(Records that describe figures)
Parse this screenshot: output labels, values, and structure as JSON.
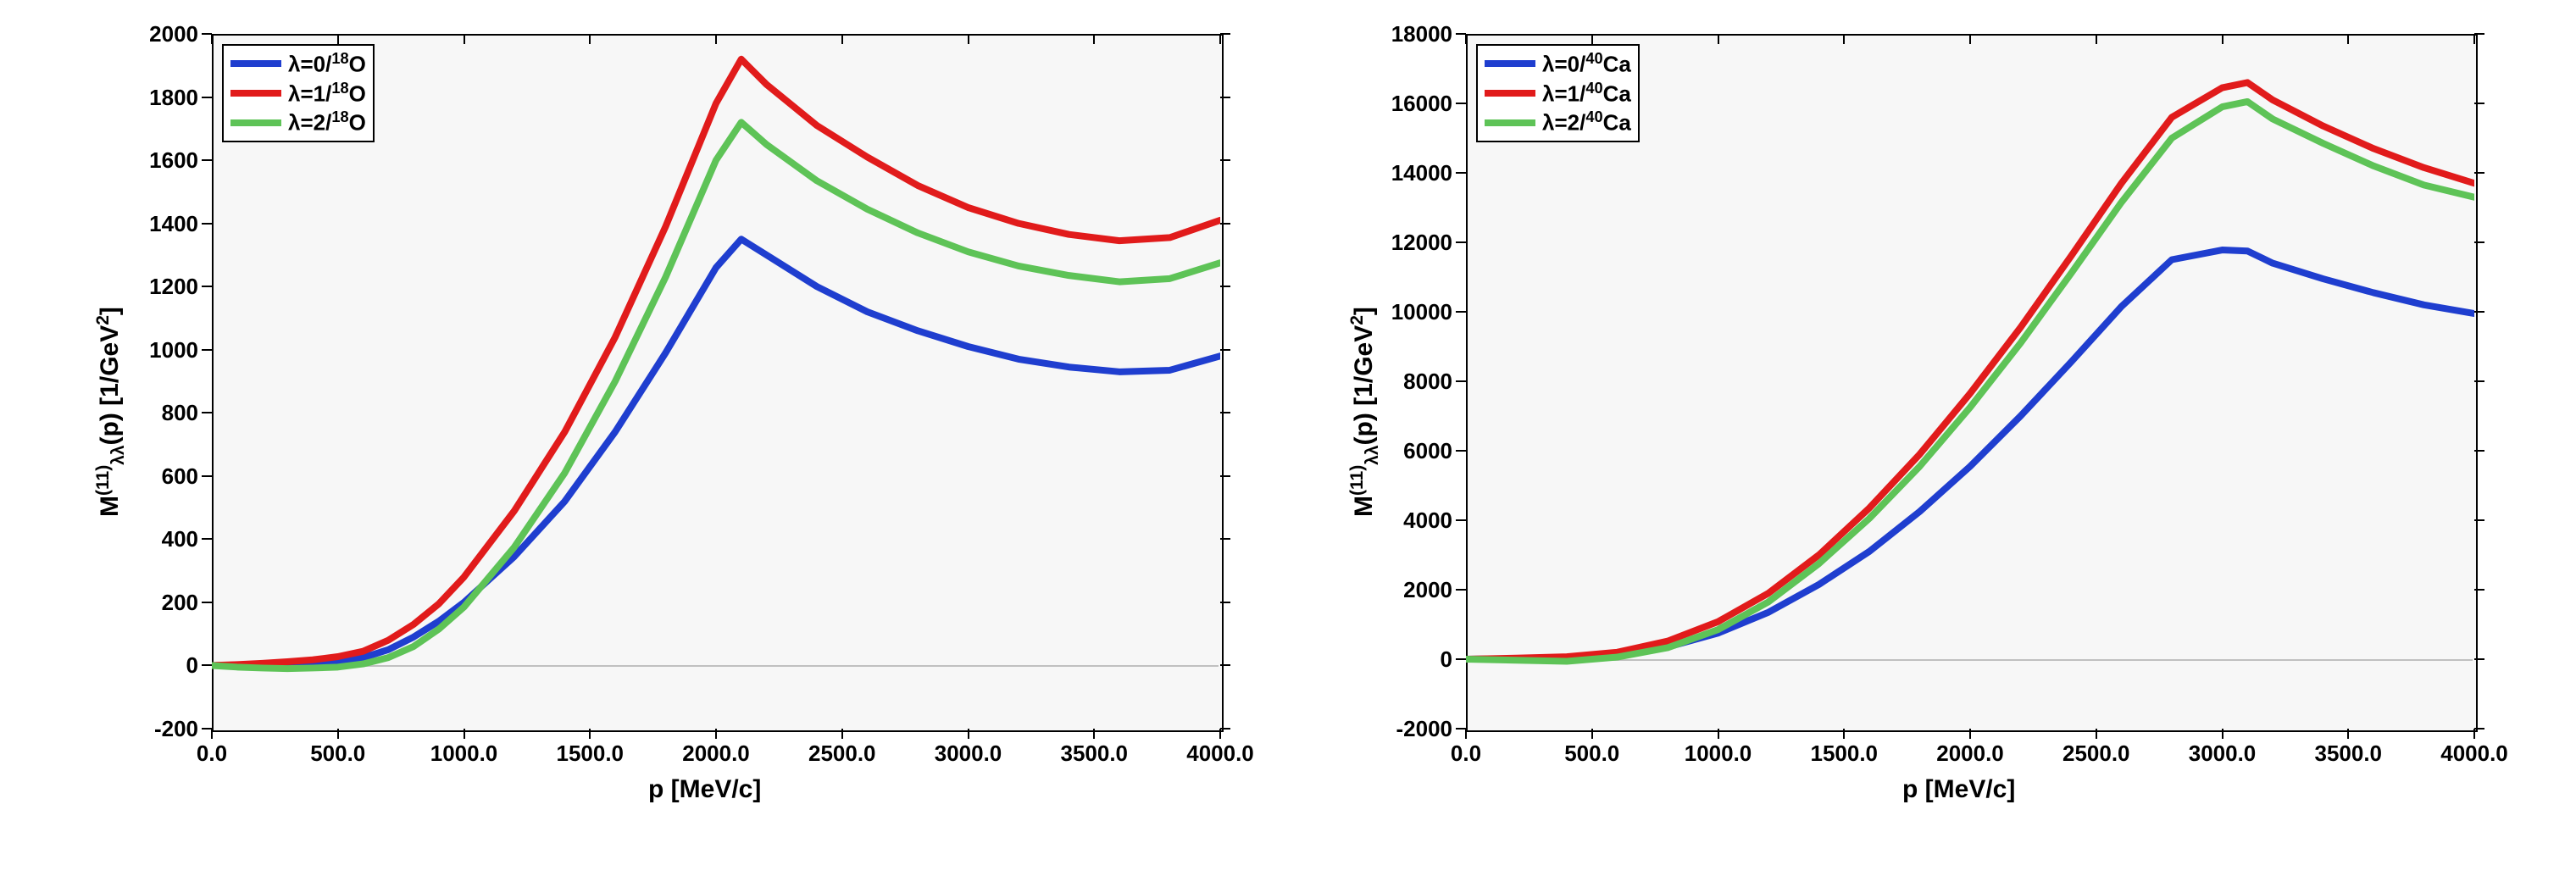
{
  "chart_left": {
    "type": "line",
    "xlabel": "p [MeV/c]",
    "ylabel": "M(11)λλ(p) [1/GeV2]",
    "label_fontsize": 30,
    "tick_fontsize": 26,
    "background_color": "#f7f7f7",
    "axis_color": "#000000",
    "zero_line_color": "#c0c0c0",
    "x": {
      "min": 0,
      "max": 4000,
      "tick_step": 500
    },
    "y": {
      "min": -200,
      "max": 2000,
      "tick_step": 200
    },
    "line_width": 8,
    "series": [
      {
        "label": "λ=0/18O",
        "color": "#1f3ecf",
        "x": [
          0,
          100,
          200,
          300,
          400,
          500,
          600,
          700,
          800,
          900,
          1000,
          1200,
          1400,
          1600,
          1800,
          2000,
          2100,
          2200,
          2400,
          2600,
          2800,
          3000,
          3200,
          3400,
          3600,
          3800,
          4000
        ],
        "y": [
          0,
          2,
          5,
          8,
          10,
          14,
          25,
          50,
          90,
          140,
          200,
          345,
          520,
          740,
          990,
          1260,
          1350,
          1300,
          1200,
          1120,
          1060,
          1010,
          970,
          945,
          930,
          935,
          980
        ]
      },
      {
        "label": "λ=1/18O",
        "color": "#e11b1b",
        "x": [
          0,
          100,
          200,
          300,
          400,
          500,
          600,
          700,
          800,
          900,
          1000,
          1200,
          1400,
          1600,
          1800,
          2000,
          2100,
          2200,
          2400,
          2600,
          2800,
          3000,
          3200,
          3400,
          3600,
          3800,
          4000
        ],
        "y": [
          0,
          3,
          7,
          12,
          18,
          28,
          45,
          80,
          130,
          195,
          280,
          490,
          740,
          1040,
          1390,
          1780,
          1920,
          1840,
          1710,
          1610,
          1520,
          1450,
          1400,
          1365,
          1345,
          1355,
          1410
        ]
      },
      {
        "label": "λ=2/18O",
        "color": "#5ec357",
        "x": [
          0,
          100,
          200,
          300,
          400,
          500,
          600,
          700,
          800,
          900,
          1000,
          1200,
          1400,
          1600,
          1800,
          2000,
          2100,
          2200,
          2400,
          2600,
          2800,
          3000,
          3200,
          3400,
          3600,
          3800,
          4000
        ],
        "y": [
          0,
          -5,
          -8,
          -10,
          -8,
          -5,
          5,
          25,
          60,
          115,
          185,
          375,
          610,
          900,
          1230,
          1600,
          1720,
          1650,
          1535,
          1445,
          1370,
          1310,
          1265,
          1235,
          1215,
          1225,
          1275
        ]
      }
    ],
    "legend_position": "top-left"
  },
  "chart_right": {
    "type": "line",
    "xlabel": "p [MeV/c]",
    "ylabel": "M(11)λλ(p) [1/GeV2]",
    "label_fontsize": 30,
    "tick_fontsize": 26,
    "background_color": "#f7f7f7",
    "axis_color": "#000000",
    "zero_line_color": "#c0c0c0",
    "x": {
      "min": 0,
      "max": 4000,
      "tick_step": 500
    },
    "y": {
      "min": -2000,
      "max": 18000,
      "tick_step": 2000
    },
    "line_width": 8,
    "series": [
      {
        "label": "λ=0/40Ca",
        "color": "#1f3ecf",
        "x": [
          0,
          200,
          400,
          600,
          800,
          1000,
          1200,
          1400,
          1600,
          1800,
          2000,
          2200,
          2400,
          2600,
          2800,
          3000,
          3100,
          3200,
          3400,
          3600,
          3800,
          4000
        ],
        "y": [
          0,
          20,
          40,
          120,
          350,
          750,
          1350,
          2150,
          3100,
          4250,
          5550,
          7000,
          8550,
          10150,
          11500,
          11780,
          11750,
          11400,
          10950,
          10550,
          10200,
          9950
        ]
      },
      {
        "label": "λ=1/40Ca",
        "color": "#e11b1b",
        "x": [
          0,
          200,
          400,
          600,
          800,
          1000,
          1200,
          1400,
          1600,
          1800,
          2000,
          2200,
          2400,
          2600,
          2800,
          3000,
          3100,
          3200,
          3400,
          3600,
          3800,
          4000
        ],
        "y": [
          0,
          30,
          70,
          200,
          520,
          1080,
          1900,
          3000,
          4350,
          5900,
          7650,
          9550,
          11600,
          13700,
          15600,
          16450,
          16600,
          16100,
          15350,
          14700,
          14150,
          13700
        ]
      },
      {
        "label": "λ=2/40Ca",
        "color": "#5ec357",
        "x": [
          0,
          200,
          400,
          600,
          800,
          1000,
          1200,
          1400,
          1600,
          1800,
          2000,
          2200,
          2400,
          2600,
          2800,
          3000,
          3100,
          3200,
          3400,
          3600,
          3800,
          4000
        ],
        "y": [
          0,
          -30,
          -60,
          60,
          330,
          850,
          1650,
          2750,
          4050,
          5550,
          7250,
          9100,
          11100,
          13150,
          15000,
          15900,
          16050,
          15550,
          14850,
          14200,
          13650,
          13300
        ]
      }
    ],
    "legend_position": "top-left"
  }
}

Required work —
Reproduce each entry verbatim, excluding any embedded images.

Answer for this exercise —
Parse this screenshot: output labels, values, and structure as JSON.
{
  "chart_left": {
    "type": "line",
    "xlabel": "p [MeV/c]",
    "ylabel": "M(11)λλ(p) [1/GeV2]",
    "label_fontsize": 30,
    "tick_fontsize": 26,
    "background_color": "#f7f7f7",
    "axis_color": "#000000",
    "zero_line_color": "#c0c0c0",
    "x": {
      "min": 0,
      "max": 4000,
      "tick_step": 500
    },
    "y": {
      "min": -200,
      "max": 2000,
      "tick_step": 200
    },
    "line_width": 8,
    "series": [
      {
        "label": "λ=0/18O",
        "color": "#1f3ecf",
        "x": [
          0,
          100,
          200,
          300,
          400,
          500,
          600,
          700,
          800,
          900,
          1000,
          1200,
          1400,
          1600,
          1800,
          2000,
          2100,
          2200,
          2400,
          2600,
          2800,
          3000,
          3200,
          3400,
          3600,
          3800,
          4000
        ],
        "y": [
          0,
          2,
          5,
          8,
          10,
          14,
          25,
          50,
          90,
          140,
          200,
          345,
          520,
          740,
          990,
          1260,
          1350,
          1300,
          1200,
          1120,
          1060,
          1010,
          970,
          945,
          930,
          935,
          980
        ]
      },
      {
        "label": "λ=1/18O",
        "color": "#e11b1b",
        "x": [
          0,
          100,
          200,
          300,
          400,
          500,
          600,
          700,
          800,
          900,
          1000,
          1200,
          1400,
          1600,
          1800,
          2000,
          2100,
          2200,
          2400,
          2600,
          2800,
          3000,
          3200,
          3400,
          3600,
          3800,
          4000
        ],
        "y": [
          0,
          3,
          7,
          12,
          18,
          28,
          45,
          80,
          130,
          195,
          280,
          490,
          740,
          1040,
          1390,
          1780,
          1920,
          1840,
          1710,
          1610,
          1520,
          1450,
          1400,
          1365,
          1345,
          1355,
          1410
        ]
      },
      {
        "label": "λ=2/18O",
        "color": "#5ec357",
        "x": [
          0,
          100,
          200,
          300,
          400,
          500,
          600,
          700,
          800,
          900,
          1000,
          1200,
          1400,
          1600,
          1800,
          2000,
          2100,
          2200,
          2400,
          2600,
          2800,
          3000,
          3200,
          3400,
          3600,
          3800,
          4000
        ],
        "y": [
          0,
          -5,
          -8,
          -10,
          -8,
          -5,
          5,
          25,
          60,
          115,
          185,
          375,
          610,
          900,
          1230,
          1600,
          1720,
          1650,
          1535,
          1445,
          1370,
          1310,
          1265,
          1235,
          1215,
          1225,
          1275
        ]
      }
    ],
    "legend_position": "top-left"
  },
  "chart_right": {
    "type": "line",
    "xlabel": "p [MeV/c]",
    "ylabel": "M(11)λλ(p) [1/GeV2]",
    "label_fontsize": 30,
    "tick_fontsize": 26,
    "background_color": "#f7f7f7",
    "axis_color": "#000000",
    "zero_line_color": "#c0c0c0",
    "x": {
      "min": 0,
      "max": 4000,
      "tick_step": 500
    },
    "y": {
      "min": -2000,
      "max": 18000,
      "tick_step": 2000
    },
    "line_width": 8,
    "series": [
      {
        "label": "λ=0/40Ca",
        "color": "#1f3ecf",
        "x": [
          0,
          200,
          400,
          600,
          800,
          1000,
          1200,
          1400,
          1600,
          1800,
          2000,
          2200,
          2400,
          2600,
          2800,
          3000,
          3100,
          3200,
          3400,
          3600,
          3800,
          4000
        ],
        "y": [
          0,
          20,
          40,
          120,
          350,
          750,
          1350,
          2150,
          3100,
          4250,
          5550,
          7000,
          8550,
          10150,
          11500,
          11780,
          11750,
          11400,
          10950,
          10550,
          10200,
          9950
        ]
      },
      {
        "label": "λ=1/40Ca",
        "color": "#e11b1b",
        "x": [
          0,
          200,
          400,
          600,
          800,
          1000,
          1200,
          1400,
          1600,
          1800,
          2000,
          2200,
          2400,
          2600,
          2800,
          3000,
          3100,
          3200,
          3400,
          3600,
          3800,
          4000
        ],
        "y": [
          0,
          30,
          70,
          200,
          520,
          1080,
          1900,
          3000,
          4350,
          5900,
          7650,
          9550,
          11600,
          13700,
          15600,
          16450,
          16600,
          16100,
          15350,
          14700,
          14150,
          13700
        ]
      },
      {
        "label": "λ=2/40Ca",
        "color": "#5ec357",
        "x": [
          0,
          200,
          400,
          600,
          800,
          1000,
          1200,
          1400,
          1600,
          1800,
          2000,
          2200,
          2400,
          2600,
          2800,
          3000,
          3100,
          3200,
          3400,
          3600,
          3800,
          4000
        ],
        "y": [
          0,
          -30,
          -60,
          60,
          330,
          850,
          1650,
          2750,
          4050,
          5550,
          7250,
          9100,
          11100,
          13150,
          15000,
          15900,
          16050,
          15550,
          14850,
          14200,
          13650,
          13300
        ]
      }
    ],
    "legend_position": "top-left"
  }
}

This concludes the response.